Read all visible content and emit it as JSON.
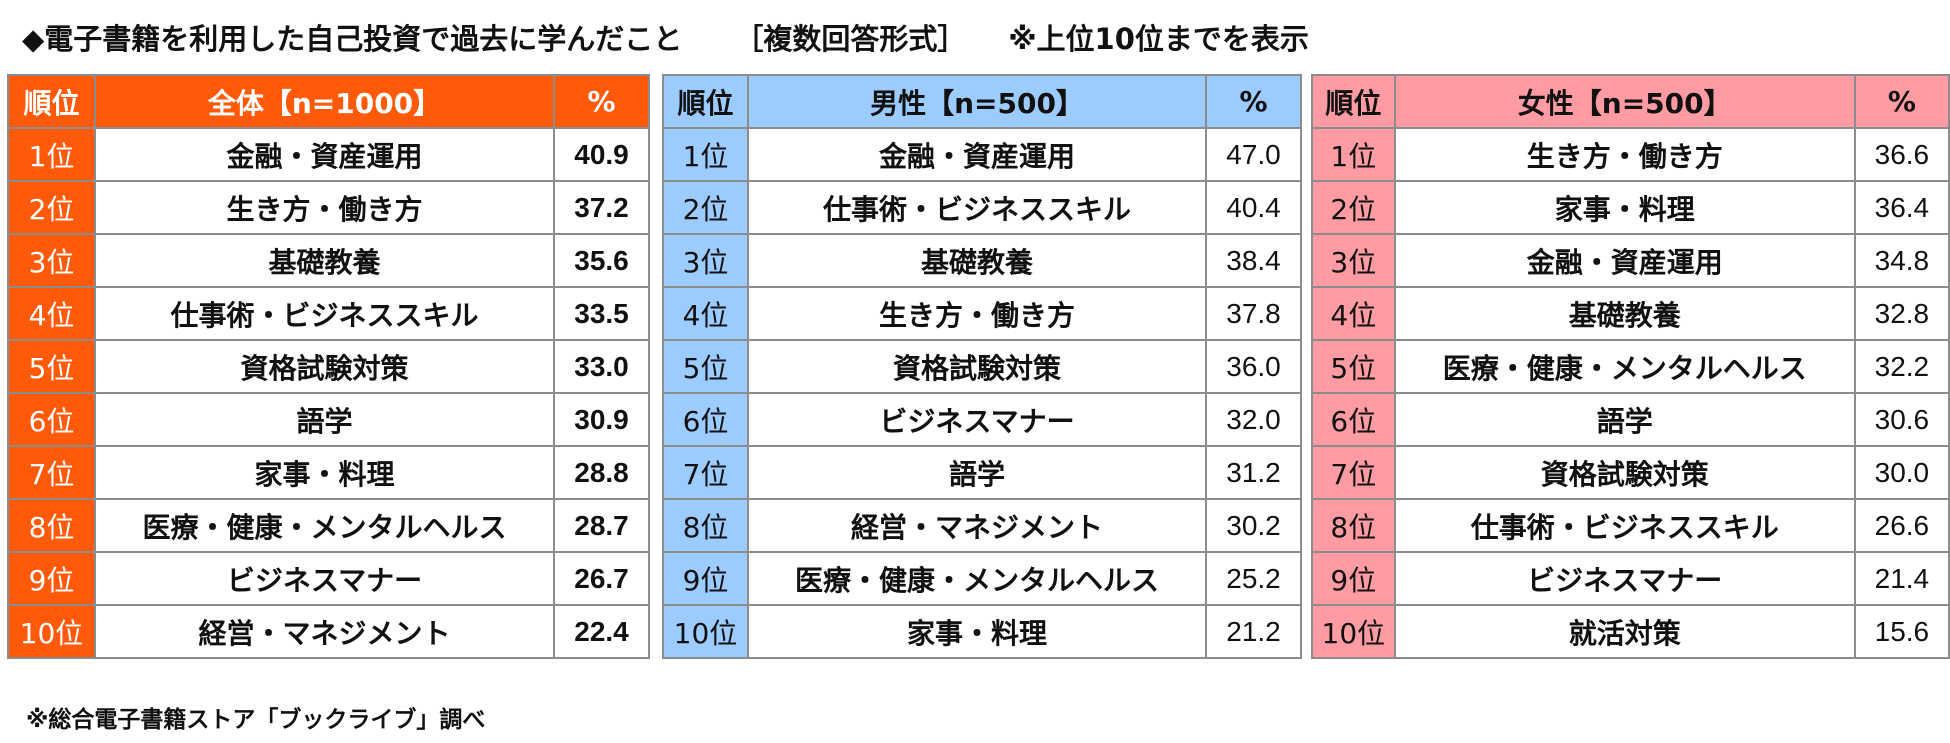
{
  "title": {
    "main": "◆電子書籍を利用した自己投資で過去に学んだこと",
    "format": "［複数回答形式］",
    "note": "※上位10位までを表示"
  },
  "footnote": "※総合電子書籍ストア「ブックライブ」調べ",
  "colors": {
    "all": "#ff5a0a",
    "male": "#9ccbff",
    "female": "#ff9ca3"
  },
  "chart_data": {
    "type": "table",
    "tables": [
      {
        "key": "all",
        "headers": [
          "順位",
          "全体【n=1000】",
          "%"
        ],
        "rows": [
          [
            "1位",
            "金融・資産運用",
            "40.9"
          ],
          [
            "2位",
            "生き方・働き方",
            "37.2"
          ],
          [
            "3位",
            "基礎教養",
            "35.6"
          ],
          [
            "4位",
            "仕事術・ビジネススキル",
            "33.5"
          ],
          [
            "5位",
            "資格試験対策",
            "33.0"
          ],
          [
            "6位",
            "語学",
            "30.9"
          ],
          [
            "7位",
            "家事・料理",
            "28.8"
          ],
          [
            "8位",
            "医療・健康・メンタルヘルス",
            "28.7"
          ],
          [
            "9位",
            "ビジネスマナー",
            "26.7"
          ],
          [
            "10位",
            "経営・マネジメント",
            "22.4"
          ]
        ]
      },
      {
        "key": "male",
        "headers": [
          "順位",
          "男性【n=500】",
          "%"
        ],
        "rows": [
          [
            "1位",
            "金融・資産運用",
            "47.0"
          ],
          [
            "2位",
            "仕事術・ビジネススキル",
            "40.4"
          ],
          [
            "3位",
            "基礎教養",
            "38.4"
          ],
          [
            "4位",
            "生き方・働き方",
            "37.8"
          ],
          [
            "5位",
            "資格試験対策",
            "36.0"
          ],
          [
            "6位",
            "ビジネスマナー",
            "32.0"
          ],
          [
            "7位",
            "語学",
            "31.2"
          ],
          [
            "8位",
            "経営・マネジメント",
            "30.2"
          ],
          [
            "9位",
            "医療・健康・メンタルヘルス",
            "25.2"
          ],
          [
            "10位",
            "家事・料理",
            "21.2"
          ]
        ]
      },
      {
        "key": "female",
        "headers": [
          "順位",
          "女性【n=500】",
          "%"
        ],
        "rows": [
          [
            "1位",
            "生き方・働き方",
            "36.6"
          ],
          [
            "2位",
            "家事・料理",
            "36.4"
          ],
          [
            "3位",
            "金融・資産運用",
            "34.8"
          ],
          [
            "4位",
            "基礎教養",
            "32.8"
          ],
          [
            "5位",
            "医療・健康・メンタルヘルス",
            "32.2"
          ],
          [
            "6位",
            "語学",
            "30.6"
          ],
          [
            "7位",
            "資格試験対策",
            "30.0"
          ],
          [
            "8位",
            "仕事術・ビジネススキル",
            "26.6"
          ],
          [
            "9位",
            "ビジネスマナー",
            "21.4"
          ],
          [
            "10位",
            "就活対策",
            "15.6"
          ]
        ]
      }
    ]
  }
}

########

[INSTRUCTION]: Output every entry exactly as given; pictures are not part of the copy.

[WRITTEN RESPONSE]:
Read all visible content and emit it as JSON.
{
  "title": {
    "main": "◆電子書籍を利用した自己投資で過去に学んだこと",
    "format": "［複数回答形式］",
    "note": "※上位10位までを表示"
  },
  "footnote": "※総合電子書籍ストア「ブックライブ」調べ",
  "colors": {
    "all": "#ff5a0a",
    "male": "#9ccbff",
    "female": "#ff9ca3"
  },
  "chart_data": {
    "type": "table",
    "tables": [
      {
        "key": "all",
        "headers": [
          "順位",
          "全体【n=1000】",
          "%"
        ],
        "rows": [
          [
            "1位",
            "金融・資産運用",
            "40.9"
          ],
          [
            "2位",
            "生き方・働き方",
            "37.2"
          ],
          [
            "3位",
            "基礎教養",
            "35.6"
          ],
          [
            "4位",
            "仕事術・ビジネススキル",
            "33.5"
          ],
          [
            "5位",
            "資格試験対策",
            "33.0"
          ],
          [
            "6位",
            "語学",
            "30.9"
          ],
          [
            "7位",
            "家事・料理",
            "28.8"
          ],
          [
            "8位",
            "医療・健康・メンタルヘルス",
            "28.7"
          ],
          [
            "9位",
            "ビジネスマナー",
            "26.7"
          ],
          [
            "10位",
            "経営・マネジメント",
            "22.4"
          ]
        ]
      },
      {
        "key": "male",
        "headers": [
          "順位",
          "男性【n=500】",
          "%"
        ],
        "rows": [
          [
            "1位",
            "金融・資産運用",
            "47.0"
          ],
          [
            "2位",
            "仕事術・ビジネススキル",
            "40.4"
          ],
          [
            "3位",
            "基礎教養",
            "38.4"
          ],
          [
            "4位",
            "生き方・働き方",
            "37.8"
          ],
          [
            "5位",
            "資格試験対策",
            "36.0"
          ],
          [
            "6位",
            "ビジネスマナー",
            "32.0"
          ],
          [
            "7位",
            "語学",
            "31.2"
          ],
          [
            "8位",
            "経営・マネジメント",
            "30.2"
          ],
          [
            "9位",
            "医療・健康・メンタルヘルス",
            "25.2"
          ],
          [
            "10位",
            "家事・料理",
            "21.2"
          ]
        ]
      },
      {
        "key": "female",
        "headers": [
          "順位",
          "女性【n=500】",
          "%"
        ],
        "rows": [
          [
            "1位",
            "生き方・働き方",
            "36.6"
          ],
          [
            "2位",
            "家事・料理",
            "36.4"
          ],
          [
            "3位",
            "金融・資産運用",
            "34.8"
          ],
          [
            "4位",
            "基礎教養",
            "32.8"
          ],
          [
            "5位",
            "医療・健康・メンタルヘルス",
            "32.2"
          ],
          [
            "6位",
            "語学",
            "30.6"
          ],
          [
            "7位",
            "資格試験対策",
            "30.0"
          ],
          [
            "8位",
            "仕事術・ビジネススキル",
            "26.6"
          ],
          [
            "9位",
            "ビジネスマナー",
            "21.4"
          ],
          [
            "10位",
            "就活対策",
            "15.6"
          ]
        ]
      }
    ]
  }
}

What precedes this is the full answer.